======== Excerpted data
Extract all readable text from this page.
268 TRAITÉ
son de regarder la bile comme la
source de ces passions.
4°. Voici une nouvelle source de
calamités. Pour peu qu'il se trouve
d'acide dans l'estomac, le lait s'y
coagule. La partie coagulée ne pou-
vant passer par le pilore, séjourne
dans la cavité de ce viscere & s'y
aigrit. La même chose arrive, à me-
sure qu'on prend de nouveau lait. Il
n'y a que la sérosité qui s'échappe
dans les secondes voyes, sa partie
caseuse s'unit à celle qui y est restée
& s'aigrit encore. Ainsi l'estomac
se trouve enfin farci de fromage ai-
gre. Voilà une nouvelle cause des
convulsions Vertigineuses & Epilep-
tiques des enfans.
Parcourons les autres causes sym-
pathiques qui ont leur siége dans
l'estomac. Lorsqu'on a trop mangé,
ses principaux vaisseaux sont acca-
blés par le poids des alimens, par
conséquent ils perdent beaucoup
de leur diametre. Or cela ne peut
================
**Instruction**
Go through the listing above and locate each line that holds the word "leur". Copy those lines.

**Response for this exercise**
pathiques qui ont leur siége dans
de leur diametre. Or cela ne peut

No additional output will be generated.